Copy out every line of the records from the one containing "heatmap-cell (197, 422, 201, 428)" down to the one containing "heatmap-cell (558, 226, 561, 232)", both included. Leave every character of those lines unchanged.

* [Provided material]:
────────────────

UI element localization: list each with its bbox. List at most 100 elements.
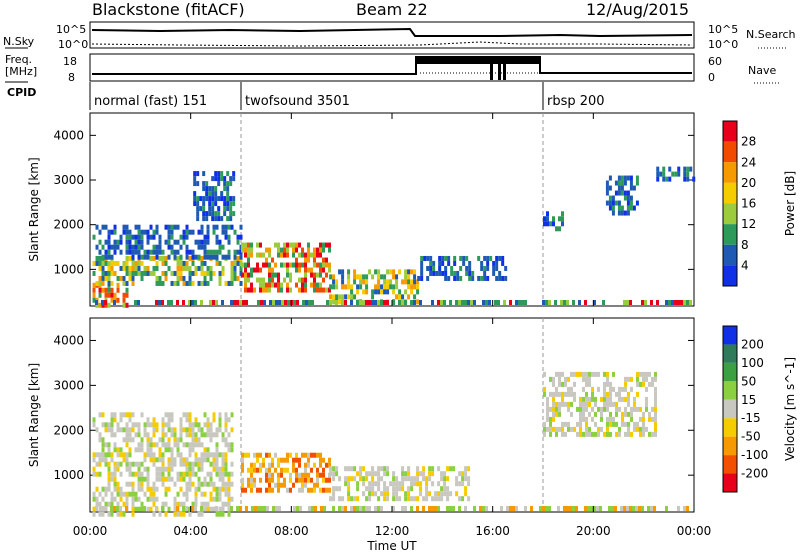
heatmap-cell (197, 422, 201, 428)
heatmap-cell (128, 244, 132, 250)
heatmap-cell (211, 186, 215, 192)
heatmap-cell (624, 431, 627, 437)
heatmap-cell (495, 255, 499, 261)
heatmap-cell (149, 249, 153, 255)
heatmap-cell (241, 477, 244, 483)
heatmap-cell (164, 486, 168, 492)
heatmap-cell (277, 287, 280, 293)
heatmap-cell (113, 461, 117, 467)
heatmap-cell (113, 442, 117, 448)
heatmap-cell (221, 501, 225, 507)
heatmap-cell (200, 255, 204, 261)
heatmap-cell (167, 461, 171, 467)
heatmap-cell (618, 391, 621, 397)
heatmap-cell (645, 401, 648, 407)
heatmap-cell (425, 491, 429, 497)
heatmap-cell (194, 471, 198, 477)
heatmap-cell (227, 417, 231, 423)
heatmap-cell (546, 426, 549, 432)
heatmap-cell (224, 417, 228, 423)
heatmap-cell (558, 226, 561, 232)
heatmap-cell (250, 462, 253, 468)
heatmap-cell (558, 216, 561, 222)
heatmap-cell (128, 461, 132, 467)
heatmap-cell (420, 265, 424, 271)
heatmap-cell (149, 506, 153, 512)
heatmap-cell (161, 260, 165, 266)
heatmap-cell (563, 300, 566, 305)
heatmap-cell (259, 242, 262, 248)
heatmap-cell (307, 462, 310, 468)
heatmap-cell (419, 486, 423, 492)
heatmap-cell (440, 486, 444, 492)
heatmap-cell (623, 190, 627, 196)
heatmap-cell (561, 426, 564, 432)
heatmap-cell (329, 300, 332, 305)
heatmap-cell (356, 300, 359, 305)
heatmap-cell (626, 195, 630, 201)
heatmap-cell (636, 371, 639, 377)
heatmap-cell (179, 417, 183, 423)
heatmap-cell (277, 272, 280, 278)
heatmap-cell (608, 205, 612, 211)
heatmap-cell (203, 412, 207, 418)
heatmap-cell (344, 466, 348, 472)
heatmap-cell (420, 260, 424, 266)
heatmap-cell (217, 171, 221, 177)
heatmap-cell (194, 506, 197, 511)
heatmap-cell (322, 467, 325, 473)
heatmap-cell (209, 506, 213, 512)
heatmap-cell (504, 275, 508, 281)
heatmap-cell (629, 185, 633, 191)
heatmap-cell (253, 482, 256, 488)
heatmap-cell (92, 506, 96, 512)
heatmap-cell (380, 289, 384, 295)
heatmap-cell (212, 229, 216, 235)
colorbar-tick-label: -50 (741, 430, 761, 444)
heatmap-cell (588, 376, 591, 382)
heatmap-cell (307, 472, 310, 478)
heatmap-cell (437, 496, 441, 502)
heatmap-cell (344, 300, 347, 305)
heatmap-cell (176, 239, 180, 245)
heatmap-cell (392, 496, 396, 502)
heatmap-cell (227, 471, 231, 477)
heatmap-cell (432, 260, 436, 266)
heatmap-cell (200, 239, 204, 245)
heatmap-cell (449, 491, 453, 497)
heatmap-cell (140, 437, 144, 443)
heatmap-cell (209, 432, 213, 438)
heatmap-cell (131, 280, 135, 286)
heatmap-cell (208, 206, 212, 212)
heatmap-cell (594, 421, 597, 427)
heatmap-cell (256, 267, 259, 273)
heatmap-cell (322, 257, 325, 263)
heatmap-cell (217, 181, 221, 187)
heatmap-cell (202, 216, 206, 222)
heatmap-cell (170, 244, 174, 250)
heatmap-cell (128, 412, 132, 418)
heatmap-cell (244, 272, 247, 278)
heatmap-cell (380, 491, 384, 497)
heatmap-cell (119, 234, 123, 240)
heatmap-cell (452, 506, 455, 511)
heatmap-cell (113, 229, 117, 235)
heatmap-cell (654, 386, 657, 392)
heatmap-cell (143, 491, 147, 497)
heatmap-cell (654, 391, 657, 397)
heatmap-cell (431, 471, 435, 477)
heatmap-cell (298, 262, 301, 268)
heatmap-cell (119, 506, 122, 511)
heatmap-cell (107, 275, 111, 281)
heatmap-cell (467, 300, 470, 305)
heatmap-cell (627, 411, 630, 417)
heatmap-cell (608, 175, 612, 181)
heatmap-cell (621, 411, 624, 417)
heatmap-cell (271, 277, 274, 283)
heatmap-cell (462, 260, 466, 266)
heatmap-cell (230, 481, 234, 487)
heatmap-cell (458, 506, 461, 511)
heatmap-cell (176, 224, 180, 230)
heatmap-cell (467, 466, 471, 472)
heatmap-cell (683, 166, 687, 172)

────────────────

* [Answer to the problem]:
heatmap-cell (197, 422, 201, 428)
heatmap-cell (128, 244, 132, 250)
heatmap-cell (211, 186, 215, 192)
heatmap-cell (624, 431, 627, 437)
heatmap-cell (495, 255, 499, 261)
heatmap-cell (149, 249, 153, 255)
heatmap-cell (241, 477, 244, 483)
heatmap-cell (164, 486, 168, 492)
heatmap-cell (277, 287, 280, 293)
heatmap-cell (113, 461, 117, 467)
heatmap-cell (113, 442, 117, 448)
heatmap-cell (221, 501, 225, 507)
heatmap-cell (200, 255, 204, 261)
heatmap-cell (167, 461, 171, 467)
heatmap-cell (618, 391, 621, 397)
heatmap-cell (645, 401, 648, 407)
heatmap-cell (425, 491, 429, 497)
heatmap-cell (194, 471, 198, 477)
heatmap-cell (227, 417, 231, 423)
heatmap-cell (546, 426, 549, 432)
heatmap-cell (224, 417, 228, 423)
heatmap-cell (558, 226, 561, 232)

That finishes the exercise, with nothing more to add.